- What is required: Output the material below in full, exactly as it is.

- Information provided:
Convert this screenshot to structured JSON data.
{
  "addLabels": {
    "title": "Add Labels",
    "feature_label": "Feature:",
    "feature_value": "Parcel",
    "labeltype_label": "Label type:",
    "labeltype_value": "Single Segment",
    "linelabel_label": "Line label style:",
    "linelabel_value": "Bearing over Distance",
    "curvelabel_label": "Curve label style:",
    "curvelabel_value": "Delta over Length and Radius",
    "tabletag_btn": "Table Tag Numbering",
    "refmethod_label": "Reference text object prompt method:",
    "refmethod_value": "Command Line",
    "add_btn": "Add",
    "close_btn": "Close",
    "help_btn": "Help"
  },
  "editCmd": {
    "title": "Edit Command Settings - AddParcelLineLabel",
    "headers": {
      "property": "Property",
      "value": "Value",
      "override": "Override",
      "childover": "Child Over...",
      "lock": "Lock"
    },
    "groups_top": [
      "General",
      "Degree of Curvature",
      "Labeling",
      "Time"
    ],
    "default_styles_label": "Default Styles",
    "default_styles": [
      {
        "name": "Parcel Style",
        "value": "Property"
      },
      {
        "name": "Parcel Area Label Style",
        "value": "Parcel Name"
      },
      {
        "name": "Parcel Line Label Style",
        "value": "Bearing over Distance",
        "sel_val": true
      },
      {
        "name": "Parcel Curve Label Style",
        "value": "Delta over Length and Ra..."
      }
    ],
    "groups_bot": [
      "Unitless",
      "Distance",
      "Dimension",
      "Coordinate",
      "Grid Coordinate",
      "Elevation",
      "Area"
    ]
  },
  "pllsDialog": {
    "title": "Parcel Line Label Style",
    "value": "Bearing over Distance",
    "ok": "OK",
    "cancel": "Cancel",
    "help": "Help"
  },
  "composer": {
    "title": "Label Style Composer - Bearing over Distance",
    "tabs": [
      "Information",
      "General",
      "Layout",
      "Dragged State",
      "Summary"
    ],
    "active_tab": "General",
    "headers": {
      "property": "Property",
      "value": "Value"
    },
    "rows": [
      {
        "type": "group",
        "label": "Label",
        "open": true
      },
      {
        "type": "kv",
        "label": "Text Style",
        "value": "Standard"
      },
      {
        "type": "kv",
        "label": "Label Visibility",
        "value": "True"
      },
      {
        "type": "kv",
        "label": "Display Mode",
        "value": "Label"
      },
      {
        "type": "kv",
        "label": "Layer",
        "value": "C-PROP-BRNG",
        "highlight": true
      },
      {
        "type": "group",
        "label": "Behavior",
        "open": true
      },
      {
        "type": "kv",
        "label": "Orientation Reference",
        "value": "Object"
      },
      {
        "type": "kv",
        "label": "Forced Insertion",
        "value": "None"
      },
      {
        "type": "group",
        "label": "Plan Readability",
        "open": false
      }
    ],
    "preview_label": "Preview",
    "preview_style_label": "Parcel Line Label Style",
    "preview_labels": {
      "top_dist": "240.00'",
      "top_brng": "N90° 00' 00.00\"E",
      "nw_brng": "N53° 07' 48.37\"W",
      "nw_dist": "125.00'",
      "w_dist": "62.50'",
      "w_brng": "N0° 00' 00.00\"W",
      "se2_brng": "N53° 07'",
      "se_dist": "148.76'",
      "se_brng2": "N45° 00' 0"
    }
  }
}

- The solution:
Convert this screenshot to structured JSON data.
{
  "addLabels": {
    "title": "Add Labels",
    "feature_label": "Feature:",
    "feature_value": "Parcel",
    "labeltype_label": "Label type:",
    "labeltype_value": "Single Segment",
    "linelabel_label": "Line label style:",
    "linelabel_value": "Bearing over Distance",
    "curvelabel_label": "Curve label style:",
    "curvelabel_value": "Delta over Length and Radius",
    "tabletag_btn": "Table Tag Numbering",
    "refmethod_label": "Reference text object prompt method:",
    "refmethod_value": "Command Line",
    "add_btn": "Add",
    "close_btn": "Close",
    "help_btn": "Help"
  },
  "editCmd": {
    "title": "Edit Command Settings - AddParcelLineLabel",
    "headers": {
      "property": "Property",
      "value": "Value",
      "override": "Override",
      "childover": "Child Over...",
      "lock": "Lock"
    },
    "groups_top": [
      "General",
      "Degree of Curvature",
      "Labeling",
      "Time"
    ],
    "default_styles_label": "Default Styles",
    "default_styles": [
      {
        "name": "Parcel Style",
        "value": "Property"
      },
      {
        "name": "Parcel Area Label Style",
        "value": "Parcel Name"
      },
      {
        "name": "Parcel Line Label Style",
        "value": "Bearing over Distance",
        "sel_val": true
      },
      {
        "name": "Parcel Curve Label Style",
        "value": "Delta over Length and Ra..."
      }
    ],
    "groups_bot": [
      "Unitless",
      "Distance",
      "Dimension",
      "Coordinate",
      "Grid Coordinate",
      "Elevation",
      "Area"
    ]
  },
  "pllsDialog": {
    "title": "Parcel Line Label Style",
    "value": "Bearing over Distance",
    "ok": "OK",
    "cancel": "Cancel",
    "help": "Help"
  },
  "composer": {
    "title": "Label Style Composer - Bearing over Distance",
    "tabs": [
      "Information",
      "General",
      "Layout",
      "Dragged State",
      "Summary"
    ],
    "active_tab": "General",
    "headers": {
      "property": "Property",
      "value": "Value"
    },
    "rows": [
      {
        "type": "group",
        "label": "Label",
        "open": true
      },
      {
        "type": "kv",
        "label": "Text Style",
        "value": "Standard"
      },
      {
        "type": "kv",
        "label": "Label Visibility",
        "value": "True"
      },
      {
        "type": "kv",
        "label": "Display Mode",
        "value": "Label"
      },
      {
        "type": "kv",
        "label": "Layer",
        "value": "C-PROP-BRNG",
        "highlight": true
      },
      {
        "type": "group",
        "label": "Behavior",
        "open": true
      },
      {
        "type": "kv",
        "label": "Orientation Reference",
        "value": "Object"
      },
      {
        "type": "kv",
        "label": "Forced Insertion",
        "value": "None"
      },
      {
        "type": "group",
        "label": "Plan Readability",
        "open": false
      }
    ],
    "preview_label": "Preview",
    "preview_style_label": "Parcel Line Label Style",
    "preview_labels": {
      "top_dist": "240.00'",
      "top_brng": "N90° 00' 00.00\"E",
      "nw_brng": "N53° 07' 48.37\"W",
      "nw_dist": "125.00'",
      "w_dist": "62.50'",
      "w_brng": "N0° 00' 00.00\"W",
      "se2_brng": "N53° 07'",
      "se_dist": "148.76'",
      "se_brng2": "N45° 00' 0"
    }
  }
}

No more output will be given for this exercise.